TASK PROMPT »
Can you pull out each line of the data below that includes the word "members"?

EXTRACTED MATERIAL »

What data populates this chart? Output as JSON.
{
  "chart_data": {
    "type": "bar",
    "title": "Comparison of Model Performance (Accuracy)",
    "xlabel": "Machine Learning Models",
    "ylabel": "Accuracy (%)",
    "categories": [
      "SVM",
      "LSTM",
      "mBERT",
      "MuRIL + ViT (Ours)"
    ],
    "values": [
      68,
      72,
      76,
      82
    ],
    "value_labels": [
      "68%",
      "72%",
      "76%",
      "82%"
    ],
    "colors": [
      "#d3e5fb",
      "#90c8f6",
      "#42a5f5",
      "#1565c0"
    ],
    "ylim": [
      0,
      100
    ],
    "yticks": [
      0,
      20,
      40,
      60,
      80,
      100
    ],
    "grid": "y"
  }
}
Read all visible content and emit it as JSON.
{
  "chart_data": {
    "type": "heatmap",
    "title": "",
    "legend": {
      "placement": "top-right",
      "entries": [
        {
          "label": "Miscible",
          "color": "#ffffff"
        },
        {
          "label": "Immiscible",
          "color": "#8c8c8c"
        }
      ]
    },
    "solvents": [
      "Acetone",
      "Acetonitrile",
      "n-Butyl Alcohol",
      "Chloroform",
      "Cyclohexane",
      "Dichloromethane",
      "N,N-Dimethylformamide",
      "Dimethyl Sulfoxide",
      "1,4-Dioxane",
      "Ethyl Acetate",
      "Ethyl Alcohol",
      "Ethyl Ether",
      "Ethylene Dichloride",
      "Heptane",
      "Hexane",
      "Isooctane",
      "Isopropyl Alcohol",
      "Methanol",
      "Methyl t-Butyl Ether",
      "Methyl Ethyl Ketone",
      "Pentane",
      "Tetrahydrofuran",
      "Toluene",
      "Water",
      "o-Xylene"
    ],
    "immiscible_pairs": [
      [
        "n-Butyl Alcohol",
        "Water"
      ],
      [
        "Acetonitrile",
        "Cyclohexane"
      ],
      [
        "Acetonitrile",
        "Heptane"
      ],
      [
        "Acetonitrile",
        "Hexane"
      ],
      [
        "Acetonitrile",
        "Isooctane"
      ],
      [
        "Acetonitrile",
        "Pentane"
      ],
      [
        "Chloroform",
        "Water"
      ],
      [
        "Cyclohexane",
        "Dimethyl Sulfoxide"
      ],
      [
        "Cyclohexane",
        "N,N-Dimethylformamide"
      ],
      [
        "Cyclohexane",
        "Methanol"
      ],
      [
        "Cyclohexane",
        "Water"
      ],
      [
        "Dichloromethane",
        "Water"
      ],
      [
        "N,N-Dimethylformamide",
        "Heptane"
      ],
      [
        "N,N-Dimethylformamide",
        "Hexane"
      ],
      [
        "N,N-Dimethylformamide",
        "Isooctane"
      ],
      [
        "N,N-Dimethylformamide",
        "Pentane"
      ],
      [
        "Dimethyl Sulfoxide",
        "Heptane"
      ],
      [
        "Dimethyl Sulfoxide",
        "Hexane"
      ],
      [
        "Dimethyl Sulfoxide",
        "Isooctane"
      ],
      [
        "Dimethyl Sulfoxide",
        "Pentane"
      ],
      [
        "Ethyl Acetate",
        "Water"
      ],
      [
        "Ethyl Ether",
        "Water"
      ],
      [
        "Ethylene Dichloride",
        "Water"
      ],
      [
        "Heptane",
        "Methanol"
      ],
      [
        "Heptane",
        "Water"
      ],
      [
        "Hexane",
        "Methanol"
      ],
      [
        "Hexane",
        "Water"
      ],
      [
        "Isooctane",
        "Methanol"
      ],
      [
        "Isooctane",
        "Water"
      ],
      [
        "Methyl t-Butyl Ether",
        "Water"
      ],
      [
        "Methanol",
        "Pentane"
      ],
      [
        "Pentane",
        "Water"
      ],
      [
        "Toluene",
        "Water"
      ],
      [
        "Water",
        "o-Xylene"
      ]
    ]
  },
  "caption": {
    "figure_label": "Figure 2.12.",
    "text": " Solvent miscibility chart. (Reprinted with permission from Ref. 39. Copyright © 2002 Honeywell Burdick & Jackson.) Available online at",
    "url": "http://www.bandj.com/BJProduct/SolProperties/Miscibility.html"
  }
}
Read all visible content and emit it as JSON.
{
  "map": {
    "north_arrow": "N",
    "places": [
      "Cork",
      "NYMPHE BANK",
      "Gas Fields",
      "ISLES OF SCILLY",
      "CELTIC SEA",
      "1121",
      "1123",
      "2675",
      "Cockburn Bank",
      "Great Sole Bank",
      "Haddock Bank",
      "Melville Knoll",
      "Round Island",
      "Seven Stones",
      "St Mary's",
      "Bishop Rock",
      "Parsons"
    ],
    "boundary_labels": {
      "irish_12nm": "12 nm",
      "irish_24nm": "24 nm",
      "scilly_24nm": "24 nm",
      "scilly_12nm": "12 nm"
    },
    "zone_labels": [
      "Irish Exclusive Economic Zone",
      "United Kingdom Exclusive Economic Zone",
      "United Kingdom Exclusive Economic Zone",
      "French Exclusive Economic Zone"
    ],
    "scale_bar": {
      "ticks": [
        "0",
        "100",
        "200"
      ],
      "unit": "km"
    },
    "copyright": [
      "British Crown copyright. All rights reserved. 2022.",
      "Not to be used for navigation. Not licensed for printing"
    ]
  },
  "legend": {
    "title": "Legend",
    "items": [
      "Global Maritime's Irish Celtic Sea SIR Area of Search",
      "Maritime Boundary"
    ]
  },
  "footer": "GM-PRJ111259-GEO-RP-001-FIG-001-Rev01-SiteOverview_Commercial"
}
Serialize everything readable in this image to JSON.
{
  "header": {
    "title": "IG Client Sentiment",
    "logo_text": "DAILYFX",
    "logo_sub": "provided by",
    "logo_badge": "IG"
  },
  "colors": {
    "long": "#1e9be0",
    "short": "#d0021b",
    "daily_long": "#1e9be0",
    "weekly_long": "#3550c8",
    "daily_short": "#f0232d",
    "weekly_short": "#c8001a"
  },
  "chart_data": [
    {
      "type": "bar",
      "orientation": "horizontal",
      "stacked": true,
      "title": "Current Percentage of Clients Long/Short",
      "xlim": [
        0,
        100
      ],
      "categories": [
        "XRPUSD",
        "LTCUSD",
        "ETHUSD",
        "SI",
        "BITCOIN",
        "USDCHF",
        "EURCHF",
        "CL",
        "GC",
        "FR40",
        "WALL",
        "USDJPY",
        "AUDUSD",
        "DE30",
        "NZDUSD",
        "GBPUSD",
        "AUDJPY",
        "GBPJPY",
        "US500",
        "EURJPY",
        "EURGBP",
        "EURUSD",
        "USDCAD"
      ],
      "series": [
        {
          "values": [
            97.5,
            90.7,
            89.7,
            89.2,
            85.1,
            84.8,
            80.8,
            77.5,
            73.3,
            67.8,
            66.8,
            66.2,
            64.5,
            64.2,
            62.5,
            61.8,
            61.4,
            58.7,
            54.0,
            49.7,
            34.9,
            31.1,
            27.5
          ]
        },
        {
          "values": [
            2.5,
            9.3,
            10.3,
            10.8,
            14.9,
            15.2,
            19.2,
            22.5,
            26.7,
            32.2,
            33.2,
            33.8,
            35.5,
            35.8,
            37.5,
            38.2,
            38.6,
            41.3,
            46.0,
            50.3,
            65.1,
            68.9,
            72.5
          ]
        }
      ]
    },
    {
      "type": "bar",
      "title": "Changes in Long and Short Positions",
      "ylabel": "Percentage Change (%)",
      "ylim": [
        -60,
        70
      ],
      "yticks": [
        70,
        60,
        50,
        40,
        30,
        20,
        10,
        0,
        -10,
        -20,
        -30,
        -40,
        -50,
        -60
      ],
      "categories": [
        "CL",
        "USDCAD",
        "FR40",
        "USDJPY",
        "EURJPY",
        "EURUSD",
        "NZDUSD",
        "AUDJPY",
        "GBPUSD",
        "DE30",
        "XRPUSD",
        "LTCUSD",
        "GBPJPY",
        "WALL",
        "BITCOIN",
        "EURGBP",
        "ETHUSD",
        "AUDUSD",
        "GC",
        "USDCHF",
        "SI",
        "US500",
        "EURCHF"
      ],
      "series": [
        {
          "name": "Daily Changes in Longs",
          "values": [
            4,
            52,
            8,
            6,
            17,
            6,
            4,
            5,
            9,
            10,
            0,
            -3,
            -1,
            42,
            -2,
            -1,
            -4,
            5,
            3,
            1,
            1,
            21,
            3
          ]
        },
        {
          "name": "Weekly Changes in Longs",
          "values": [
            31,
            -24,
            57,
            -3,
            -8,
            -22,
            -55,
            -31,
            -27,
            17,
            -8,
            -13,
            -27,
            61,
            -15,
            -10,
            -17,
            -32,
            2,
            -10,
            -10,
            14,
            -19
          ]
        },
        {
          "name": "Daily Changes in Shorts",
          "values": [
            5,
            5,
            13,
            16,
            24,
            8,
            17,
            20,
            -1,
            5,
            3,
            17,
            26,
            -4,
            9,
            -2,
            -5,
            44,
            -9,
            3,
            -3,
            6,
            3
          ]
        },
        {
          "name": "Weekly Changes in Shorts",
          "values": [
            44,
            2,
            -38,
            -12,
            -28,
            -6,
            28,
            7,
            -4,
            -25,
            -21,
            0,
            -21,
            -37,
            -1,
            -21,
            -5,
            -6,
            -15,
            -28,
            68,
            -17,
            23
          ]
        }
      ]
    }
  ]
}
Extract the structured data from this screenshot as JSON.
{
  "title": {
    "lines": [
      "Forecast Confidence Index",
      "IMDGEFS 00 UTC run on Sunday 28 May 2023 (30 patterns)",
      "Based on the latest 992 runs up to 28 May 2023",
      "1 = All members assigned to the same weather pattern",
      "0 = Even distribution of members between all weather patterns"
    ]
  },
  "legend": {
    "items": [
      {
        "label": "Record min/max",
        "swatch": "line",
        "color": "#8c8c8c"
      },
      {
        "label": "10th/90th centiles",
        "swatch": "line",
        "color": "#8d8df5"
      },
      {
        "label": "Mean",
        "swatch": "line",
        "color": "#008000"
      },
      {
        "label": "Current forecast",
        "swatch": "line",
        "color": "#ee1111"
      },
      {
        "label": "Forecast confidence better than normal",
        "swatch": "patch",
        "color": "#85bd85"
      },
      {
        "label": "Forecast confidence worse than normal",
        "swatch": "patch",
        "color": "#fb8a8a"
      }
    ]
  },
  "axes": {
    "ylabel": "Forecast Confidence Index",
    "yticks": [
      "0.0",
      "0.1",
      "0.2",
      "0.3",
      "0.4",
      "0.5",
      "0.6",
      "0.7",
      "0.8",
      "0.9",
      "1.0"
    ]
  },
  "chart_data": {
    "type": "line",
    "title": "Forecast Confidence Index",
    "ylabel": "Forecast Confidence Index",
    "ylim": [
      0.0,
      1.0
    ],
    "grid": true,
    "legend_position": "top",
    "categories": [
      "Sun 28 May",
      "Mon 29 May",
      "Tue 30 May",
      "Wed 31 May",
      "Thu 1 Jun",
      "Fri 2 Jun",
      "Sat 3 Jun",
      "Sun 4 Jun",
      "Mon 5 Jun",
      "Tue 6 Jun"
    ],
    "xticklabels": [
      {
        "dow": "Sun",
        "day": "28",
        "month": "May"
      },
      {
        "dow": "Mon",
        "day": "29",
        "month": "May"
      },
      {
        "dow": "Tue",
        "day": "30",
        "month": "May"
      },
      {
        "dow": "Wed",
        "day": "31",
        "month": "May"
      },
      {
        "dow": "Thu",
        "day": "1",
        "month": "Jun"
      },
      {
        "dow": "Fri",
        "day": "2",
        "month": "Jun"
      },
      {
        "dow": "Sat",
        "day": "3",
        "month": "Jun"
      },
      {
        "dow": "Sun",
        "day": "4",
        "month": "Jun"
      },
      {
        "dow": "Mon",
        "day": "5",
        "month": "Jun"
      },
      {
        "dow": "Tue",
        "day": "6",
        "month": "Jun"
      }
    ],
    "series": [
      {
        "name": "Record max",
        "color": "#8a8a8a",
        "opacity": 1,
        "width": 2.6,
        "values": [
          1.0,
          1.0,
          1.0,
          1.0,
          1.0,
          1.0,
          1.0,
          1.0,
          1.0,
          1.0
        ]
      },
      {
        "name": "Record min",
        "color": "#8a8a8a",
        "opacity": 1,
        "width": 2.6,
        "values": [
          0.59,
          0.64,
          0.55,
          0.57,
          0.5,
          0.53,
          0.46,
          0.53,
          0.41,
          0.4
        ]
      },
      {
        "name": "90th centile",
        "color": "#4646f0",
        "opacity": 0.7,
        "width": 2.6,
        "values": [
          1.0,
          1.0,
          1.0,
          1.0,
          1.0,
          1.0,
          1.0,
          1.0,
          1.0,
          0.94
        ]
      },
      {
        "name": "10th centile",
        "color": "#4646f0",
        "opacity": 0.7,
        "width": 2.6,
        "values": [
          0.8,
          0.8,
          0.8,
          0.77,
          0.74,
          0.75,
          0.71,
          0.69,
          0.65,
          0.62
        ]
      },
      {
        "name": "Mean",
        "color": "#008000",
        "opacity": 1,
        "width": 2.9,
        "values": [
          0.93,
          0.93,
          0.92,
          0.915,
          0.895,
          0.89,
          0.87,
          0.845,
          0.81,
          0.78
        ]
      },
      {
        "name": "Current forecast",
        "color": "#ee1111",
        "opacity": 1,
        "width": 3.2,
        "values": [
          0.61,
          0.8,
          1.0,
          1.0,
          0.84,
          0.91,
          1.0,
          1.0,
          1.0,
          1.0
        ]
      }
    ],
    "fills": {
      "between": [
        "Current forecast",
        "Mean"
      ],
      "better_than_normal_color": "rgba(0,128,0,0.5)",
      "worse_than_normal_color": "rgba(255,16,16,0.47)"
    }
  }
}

COMPLETE OUTPUT »
      "1 = All members assigned to the same weather pattern",
      "0 = Even distribution of members between all weather patterns"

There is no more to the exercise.